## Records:

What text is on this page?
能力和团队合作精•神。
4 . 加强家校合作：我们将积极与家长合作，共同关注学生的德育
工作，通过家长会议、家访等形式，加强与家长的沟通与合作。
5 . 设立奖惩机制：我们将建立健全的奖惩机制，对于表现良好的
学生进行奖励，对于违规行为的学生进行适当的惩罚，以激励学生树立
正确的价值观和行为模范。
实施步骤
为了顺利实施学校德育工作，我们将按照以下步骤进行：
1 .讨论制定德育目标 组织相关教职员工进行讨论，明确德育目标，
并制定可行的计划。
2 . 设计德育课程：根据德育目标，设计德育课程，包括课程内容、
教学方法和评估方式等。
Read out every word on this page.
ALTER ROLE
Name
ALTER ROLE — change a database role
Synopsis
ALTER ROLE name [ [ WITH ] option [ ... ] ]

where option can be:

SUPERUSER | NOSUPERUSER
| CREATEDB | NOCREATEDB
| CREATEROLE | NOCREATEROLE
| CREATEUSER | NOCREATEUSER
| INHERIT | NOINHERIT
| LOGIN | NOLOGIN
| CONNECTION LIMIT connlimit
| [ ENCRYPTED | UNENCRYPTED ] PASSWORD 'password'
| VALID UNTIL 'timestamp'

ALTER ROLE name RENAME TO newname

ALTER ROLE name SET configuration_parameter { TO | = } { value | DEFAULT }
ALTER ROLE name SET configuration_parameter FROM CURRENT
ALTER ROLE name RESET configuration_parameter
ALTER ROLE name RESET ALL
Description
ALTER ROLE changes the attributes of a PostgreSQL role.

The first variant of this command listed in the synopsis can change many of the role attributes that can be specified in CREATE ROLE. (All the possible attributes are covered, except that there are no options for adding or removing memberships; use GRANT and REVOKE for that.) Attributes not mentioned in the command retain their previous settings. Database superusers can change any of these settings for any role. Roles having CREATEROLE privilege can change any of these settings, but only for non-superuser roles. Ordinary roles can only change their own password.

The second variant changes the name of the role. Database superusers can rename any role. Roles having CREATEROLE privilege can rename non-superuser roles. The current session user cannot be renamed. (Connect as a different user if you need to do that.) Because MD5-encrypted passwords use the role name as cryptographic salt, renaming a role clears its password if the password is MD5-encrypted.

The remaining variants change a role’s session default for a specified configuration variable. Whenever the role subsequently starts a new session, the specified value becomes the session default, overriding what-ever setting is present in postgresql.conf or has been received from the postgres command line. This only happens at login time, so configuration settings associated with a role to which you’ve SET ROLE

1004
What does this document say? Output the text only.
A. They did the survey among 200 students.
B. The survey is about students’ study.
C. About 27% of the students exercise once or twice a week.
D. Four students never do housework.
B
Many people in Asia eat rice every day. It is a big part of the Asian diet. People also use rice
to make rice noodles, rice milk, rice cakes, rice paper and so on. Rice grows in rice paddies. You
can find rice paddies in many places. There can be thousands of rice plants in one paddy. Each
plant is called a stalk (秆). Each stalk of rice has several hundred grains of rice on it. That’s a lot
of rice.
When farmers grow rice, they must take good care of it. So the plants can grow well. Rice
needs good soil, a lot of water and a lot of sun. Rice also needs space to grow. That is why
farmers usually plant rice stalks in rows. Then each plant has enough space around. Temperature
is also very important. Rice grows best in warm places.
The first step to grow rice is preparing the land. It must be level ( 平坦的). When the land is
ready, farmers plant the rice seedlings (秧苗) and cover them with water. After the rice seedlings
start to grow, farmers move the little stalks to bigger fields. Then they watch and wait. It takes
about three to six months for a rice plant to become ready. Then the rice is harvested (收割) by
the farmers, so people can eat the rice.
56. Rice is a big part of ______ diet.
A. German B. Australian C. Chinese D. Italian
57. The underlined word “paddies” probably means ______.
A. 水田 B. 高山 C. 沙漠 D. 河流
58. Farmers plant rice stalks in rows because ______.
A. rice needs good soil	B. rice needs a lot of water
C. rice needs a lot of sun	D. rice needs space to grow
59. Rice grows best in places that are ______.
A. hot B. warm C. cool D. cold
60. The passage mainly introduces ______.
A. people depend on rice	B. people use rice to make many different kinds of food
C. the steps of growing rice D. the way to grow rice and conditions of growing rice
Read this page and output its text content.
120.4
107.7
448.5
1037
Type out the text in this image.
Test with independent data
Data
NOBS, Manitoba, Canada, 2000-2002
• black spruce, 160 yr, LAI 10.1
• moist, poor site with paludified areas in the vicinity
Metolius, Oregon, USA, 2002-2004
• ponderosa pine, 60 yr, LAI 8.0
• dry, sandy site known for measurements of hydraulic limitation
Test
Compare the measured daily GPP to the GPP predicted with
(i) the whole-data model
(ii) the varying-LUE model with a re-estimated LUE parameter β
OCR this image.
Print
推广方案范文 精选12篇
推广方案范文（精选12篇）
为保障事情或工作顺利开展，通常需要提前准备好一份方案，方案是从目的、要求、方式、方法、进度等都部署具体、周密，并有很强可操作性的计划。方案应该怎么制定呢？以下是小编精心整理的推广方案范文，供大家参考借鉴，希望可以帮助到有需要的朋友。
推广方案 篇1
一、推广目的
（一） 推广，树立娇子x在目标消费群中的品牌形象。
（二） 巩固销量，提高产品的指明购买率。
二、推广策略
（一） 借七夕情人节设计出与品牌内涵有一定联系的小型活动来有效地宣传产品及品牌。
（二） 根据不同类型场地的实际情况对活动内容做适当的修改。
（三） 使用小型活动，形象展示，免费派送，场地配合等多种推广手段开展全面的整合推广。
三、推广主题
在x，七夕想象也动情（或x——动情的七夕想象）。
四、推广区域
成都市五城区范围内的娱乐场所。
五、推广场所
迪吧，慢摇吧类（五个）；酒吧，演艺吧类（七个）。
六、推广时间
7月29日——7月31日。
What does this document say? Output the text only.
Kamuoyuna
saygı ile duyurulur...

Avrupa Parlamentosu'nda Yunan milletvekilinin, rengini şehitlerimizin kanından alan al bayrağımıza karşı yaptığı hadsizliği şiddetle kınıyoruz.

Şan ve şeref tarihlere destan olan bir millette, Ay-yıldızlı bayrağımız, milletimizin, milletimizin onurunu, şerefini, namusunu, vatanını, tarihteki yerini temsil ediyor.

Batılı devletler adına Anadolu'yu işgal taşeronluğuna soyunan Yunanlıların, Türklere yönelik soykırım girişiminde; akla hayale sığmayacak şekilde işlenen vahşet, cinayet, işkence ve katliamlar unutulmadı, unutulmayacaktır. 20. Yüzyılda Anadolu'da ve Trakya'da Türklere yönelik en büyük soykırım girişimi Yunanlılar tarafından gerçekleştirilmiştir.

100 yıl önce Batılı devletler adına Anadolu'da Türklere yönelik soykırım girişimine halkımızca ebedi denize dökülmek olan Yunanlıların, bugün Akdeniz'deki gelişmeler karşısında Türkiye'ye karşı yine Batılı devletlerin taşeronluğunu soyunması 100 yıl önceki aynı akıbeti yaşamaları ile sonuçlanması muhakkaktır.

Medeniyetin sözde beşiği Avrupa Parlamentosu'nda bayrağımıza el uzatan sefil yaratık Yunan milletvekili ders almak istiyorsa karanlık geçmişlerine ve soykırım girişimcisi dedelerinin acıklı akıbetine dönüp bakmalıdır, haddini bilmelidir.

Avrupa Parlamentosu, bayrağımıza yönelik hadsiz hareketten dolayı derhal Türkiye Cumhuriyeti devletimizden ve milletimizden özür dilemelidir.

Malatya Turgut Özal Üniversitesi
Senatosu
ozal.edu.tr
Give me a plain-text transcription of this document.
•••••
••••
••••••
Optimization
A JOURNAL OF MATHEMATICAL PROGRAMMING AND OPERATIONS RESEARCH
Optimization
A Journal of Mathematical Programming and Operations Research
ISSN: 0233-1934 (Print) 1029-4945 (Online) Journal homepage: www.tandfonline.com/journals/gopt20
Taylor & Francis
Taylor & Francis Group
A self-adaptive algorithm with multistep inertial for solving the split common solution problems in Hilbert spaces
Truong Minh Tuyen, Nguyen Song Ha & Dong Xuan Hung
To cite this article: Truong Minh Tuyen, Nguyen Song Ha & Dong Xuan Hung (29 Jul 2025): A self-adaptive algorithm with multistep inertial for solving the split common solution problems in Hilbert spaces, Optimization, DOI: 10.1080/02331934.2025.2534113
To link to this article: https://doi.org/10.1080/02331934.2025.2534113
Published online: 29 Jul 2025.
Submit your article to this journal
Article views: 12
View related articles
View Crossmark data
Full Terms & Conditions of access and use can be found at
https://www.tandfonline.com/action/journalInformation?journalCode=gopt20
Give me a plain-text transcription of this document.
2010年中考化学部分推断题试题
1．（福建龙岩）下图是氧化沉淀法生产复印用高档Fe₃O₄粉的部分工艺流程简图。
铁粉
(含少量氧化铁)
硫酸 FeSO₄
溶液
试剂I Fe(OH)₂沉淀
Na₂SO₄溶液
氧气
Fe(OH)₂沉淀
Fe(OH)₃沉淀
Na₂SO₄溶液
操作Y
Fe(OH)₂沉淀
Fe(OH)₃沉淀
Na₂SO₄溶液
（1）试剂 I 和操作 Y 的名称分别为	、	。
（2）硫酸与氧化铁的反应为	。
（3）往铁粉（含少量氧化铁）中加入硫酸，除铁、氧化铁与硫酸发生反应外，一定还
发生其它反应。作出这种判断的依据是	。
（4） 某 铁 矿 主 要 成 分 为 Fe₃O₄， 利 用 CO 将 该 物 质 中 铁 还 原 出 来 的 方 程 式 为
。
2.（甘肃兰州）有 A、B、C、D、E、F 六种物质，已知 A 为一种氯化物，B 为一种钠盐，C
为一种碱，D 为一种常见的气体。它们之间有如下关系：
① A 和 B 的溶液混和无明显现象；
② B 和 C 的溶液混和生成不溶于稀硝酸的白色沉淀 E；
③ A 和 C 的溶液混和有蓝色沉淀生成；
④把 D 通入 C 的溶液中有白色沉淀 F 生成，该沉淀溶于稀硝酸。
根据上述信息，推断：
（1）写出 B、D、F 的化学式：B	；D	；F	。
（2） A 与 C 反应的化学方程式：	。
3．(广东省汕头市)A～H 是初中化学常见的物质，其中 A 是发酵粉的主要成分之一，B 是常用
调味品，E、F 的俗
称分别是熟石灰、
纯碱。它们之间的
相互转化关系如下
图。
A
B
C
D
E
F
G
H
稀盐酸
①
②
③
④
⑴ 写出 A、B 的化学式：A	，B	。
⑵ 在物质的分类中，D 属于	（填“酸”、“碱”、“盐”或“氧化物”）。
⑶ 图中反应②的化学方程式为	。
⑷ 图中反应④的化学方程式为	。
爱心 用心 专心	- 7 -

## GIVEN TASK:
Reproduce every line from the entries that holds the word "places".

## RESULT:
can find rice paddies in many places. There can be thousands of rice plants in one paddy. Each
is also very important. Rice grows best in warm places.
59. Rice grows best in places that are ______.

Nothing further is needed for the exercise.